──────── INPUT RECORDS ────────

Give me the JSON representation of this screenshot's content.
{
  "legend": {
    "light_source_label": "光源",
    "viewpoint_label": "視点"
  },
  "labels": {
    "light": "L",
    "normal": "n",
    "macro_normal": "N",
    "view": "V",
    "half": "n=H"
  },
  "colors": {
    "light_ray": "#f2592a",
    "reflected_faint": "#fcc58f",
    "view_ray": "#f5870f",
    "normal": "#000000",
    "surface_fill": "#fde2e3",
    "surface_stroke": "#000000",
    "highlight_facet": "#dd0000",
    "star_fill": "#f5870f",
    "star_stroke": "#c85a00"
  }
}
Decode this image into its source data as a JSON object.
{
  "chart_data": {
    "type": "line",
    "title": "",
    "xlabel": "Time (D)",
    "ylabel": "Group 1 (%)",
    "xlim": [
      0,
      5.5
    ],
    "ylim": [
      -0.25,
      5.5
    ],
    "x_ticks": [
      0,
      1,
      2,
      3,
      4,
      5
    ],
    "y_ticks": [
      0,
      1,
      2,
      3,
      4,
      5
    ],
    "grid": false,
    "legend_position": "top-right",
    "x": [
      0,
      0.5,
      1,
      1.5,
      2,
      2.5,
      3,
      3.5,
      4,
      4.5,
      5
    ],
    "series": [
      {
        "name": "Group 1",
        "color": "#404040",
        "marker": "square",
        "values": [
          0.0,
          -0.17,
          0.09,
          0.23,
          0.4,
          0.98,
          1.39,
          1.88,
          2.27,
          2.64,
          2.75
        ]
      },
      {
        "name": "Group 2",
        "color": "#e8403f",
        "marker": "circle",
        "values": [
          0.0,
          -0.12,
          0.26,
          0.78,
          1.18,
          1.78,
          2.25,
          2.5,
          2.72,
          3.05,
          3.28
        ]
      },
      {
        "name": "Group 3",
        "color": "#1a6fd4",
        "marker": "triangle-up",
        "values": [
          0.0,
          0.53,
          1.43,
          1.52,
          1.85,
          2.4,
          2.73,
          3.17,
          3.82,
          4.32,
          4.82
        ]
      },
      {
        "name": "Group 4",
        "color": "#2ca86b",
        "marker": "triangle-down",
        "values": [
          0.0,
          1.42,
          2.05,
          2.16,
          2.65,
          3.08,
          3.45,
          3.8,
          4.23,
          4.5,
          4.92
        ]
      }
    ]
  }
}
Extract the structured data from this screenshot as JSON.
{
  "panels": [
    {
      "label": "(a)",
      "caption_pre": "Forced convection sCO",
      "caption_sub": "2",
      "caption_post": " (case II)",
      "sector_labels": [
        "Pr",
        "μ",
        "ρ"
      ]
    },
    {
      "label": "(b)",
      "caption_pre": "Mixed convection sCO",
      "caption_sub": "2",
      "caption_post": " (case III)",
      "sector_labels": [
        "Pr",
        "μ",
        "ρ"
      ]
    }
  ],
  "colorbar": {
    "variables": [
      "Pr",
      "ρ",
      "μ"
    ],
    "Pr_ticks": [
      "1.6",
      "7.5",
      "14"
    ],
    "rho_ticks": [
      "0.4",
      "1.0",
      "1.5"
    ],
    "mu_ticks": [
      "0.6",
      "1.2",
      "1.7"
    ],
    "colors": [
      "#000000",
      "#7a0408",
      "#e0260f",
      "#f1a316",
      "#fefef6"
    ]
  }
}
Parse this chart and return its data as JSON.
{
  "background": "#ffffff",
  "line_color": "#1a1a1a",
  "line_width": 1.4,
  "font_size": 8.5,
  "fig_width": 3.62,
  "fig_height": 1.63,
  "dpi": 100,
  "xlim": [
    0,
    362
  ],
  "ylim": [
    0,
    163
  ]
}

────────
──────── INPUT RECORDS ────────

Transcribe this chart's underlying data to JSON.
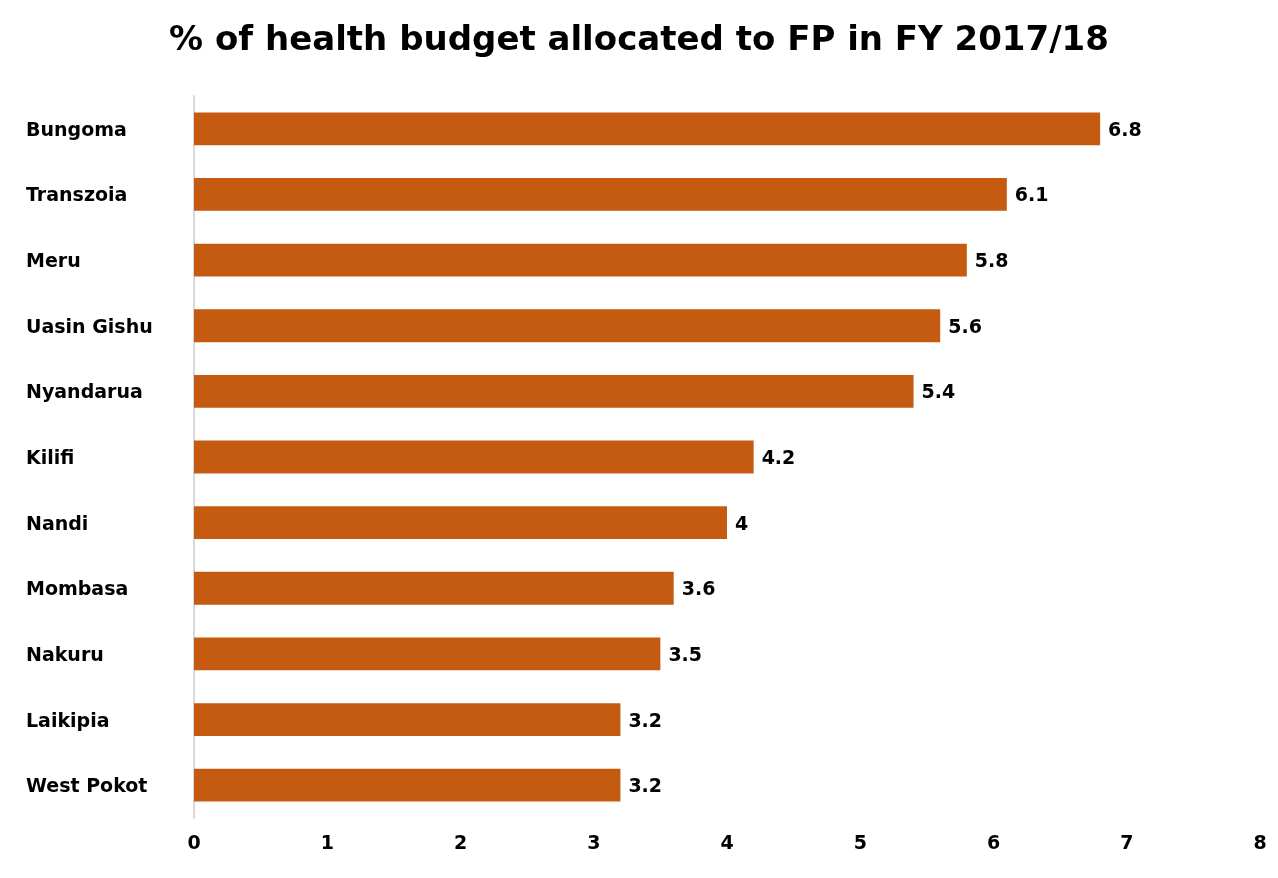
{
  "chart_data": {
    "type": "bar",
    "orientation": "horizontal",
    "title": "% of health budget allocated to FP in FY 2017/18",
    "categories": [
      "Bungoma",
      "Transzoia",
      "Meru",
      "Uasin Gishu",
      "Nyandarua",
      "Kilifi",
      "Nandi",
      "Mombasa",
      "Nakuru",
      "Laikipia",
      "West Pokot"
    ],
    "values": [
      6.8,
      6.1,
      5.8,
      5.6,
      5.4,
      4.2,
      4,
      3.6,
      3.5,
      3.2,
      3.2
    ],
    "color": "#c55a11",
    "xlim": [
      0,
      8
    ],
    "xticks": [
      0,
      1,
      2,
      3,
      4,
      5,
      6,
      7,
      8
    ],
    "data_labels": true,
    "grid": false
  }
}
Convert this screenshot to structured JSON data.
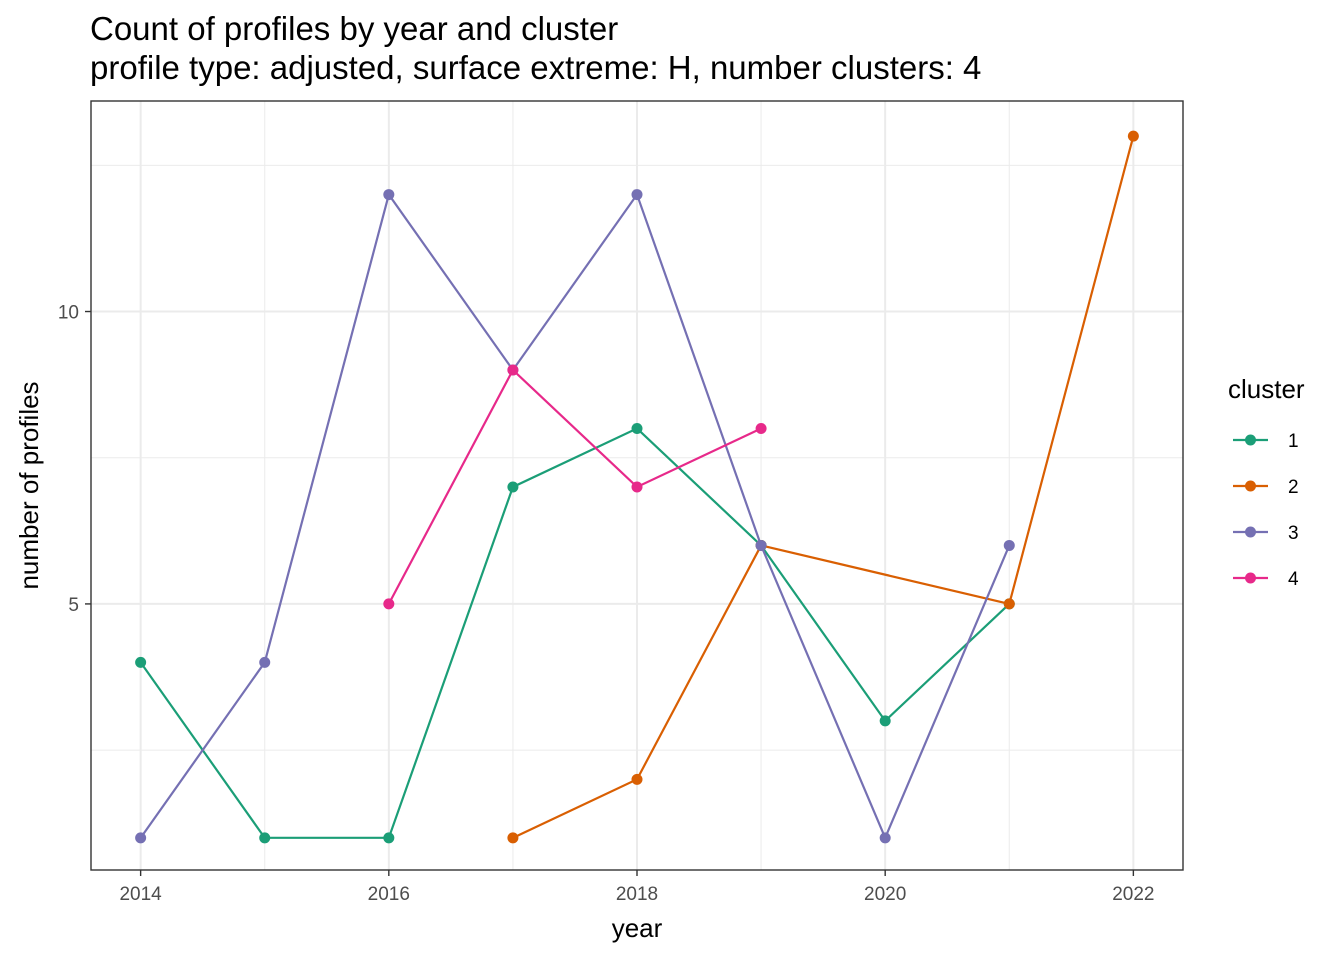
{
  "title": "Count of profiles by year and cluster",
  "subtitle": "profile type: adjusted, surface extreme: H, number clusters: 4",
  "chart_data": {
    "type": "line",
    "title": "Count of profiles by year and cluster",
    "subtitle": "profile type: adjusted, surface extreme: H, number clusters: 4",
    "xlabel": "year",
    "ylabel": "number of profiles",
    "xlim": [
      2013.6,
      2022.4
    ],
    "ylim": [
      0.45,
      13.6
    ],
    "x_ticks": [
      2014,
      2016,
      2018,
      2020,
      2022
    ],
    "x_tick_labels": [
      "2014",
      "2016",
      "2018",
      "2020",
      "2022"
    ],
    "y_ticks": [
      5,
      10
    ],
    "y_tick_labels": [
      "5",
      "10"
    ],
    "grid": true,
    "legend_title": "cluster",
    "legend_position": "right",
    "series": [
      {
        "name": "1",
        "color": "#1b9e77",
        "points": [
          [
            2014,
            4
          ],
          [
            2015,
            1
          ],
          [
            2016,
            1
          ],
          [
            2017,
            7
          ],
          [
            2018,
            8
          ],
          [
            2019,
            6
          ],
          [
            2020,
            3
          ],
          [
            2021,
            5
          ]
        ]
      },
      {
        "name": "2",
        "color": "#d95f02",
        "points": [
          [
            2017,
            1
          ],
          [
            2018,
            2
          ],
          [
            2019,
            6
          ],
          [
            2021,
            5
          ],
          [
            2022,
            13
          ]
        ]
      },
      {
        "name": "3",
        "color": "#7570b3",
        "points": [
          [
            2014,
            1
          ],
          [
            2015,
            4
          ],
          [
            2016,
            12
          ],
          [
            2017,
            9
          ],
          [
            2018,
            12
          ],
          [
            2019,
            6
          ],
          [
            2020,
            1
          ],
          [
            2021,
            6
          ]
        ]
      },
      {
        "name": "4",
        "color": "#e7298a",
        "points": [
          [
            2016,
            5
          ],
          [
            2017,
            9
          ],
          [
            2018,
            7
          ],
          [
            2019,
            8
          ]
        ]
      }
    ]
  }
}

────────
──────── INPUT RECORDS ────────

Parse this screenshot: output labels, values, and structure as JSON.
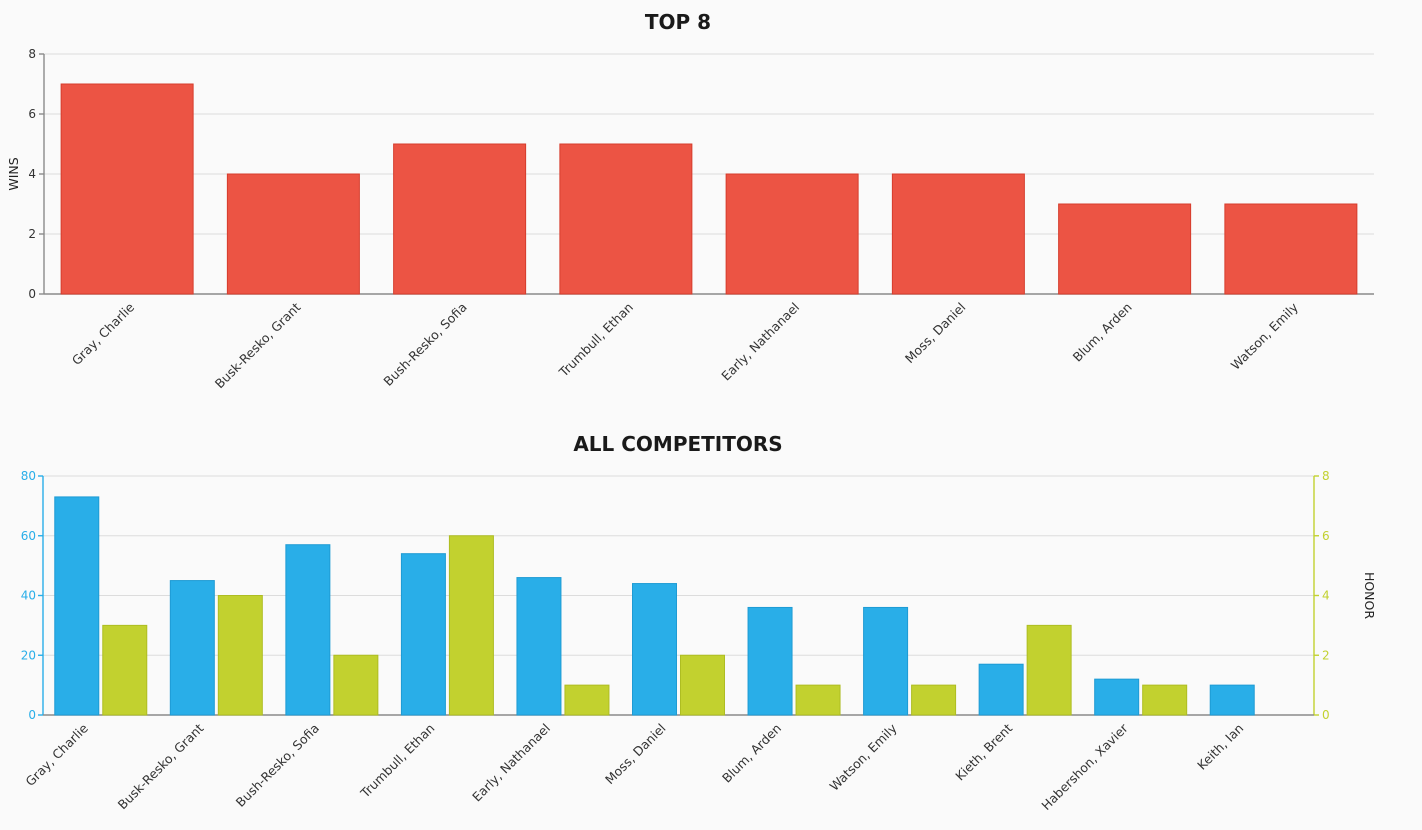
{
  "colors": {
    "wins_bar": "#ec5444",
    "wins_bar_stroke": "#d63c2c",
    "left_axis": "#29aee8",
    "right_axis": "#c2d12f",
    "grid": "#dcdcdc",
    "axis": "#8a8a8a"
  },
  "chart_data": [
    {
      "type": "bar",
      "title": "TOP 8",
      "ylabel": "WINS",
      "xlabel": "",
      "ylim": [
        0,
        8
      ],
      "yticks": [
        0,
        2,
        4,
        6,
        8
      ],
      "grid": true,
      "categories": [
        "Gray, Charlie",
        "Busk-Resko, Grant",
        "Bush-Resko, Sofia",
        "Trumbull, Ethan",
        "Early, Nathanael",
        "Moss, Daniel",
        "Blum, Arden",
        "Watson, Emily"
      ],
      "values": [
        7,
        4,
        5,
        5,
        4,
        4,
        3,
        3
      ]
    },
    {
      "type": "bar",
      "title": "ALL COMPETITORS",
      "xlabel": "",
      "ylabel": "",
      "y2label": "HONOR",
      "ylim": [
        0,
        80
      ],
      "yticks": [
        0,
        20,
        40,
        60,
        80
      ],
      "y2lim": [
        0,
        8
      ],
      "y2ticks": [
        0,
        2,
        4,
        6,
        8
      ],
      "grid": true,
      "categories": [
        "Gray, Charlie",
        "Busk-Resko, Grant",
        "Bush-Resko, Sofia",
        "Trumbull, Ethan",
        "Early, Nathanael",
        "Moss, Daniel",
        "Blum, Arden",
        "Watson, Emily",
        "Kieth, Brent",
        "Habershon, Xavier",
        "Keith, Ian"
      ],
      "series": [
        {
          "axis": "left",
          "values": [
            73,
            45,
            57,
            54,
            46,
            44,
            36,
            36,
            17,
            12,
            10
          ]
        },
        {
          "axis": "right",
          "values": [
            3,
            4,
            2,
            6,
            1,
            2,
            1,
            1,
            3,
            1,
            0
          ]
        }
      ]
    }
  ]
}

────────

• WORK TO DO: From the entries above, copy every line where the word "true" shows up.

• ANSWER:
    "data_labels": true,
    "grid": true,
      "grid": true,
      "grid": true,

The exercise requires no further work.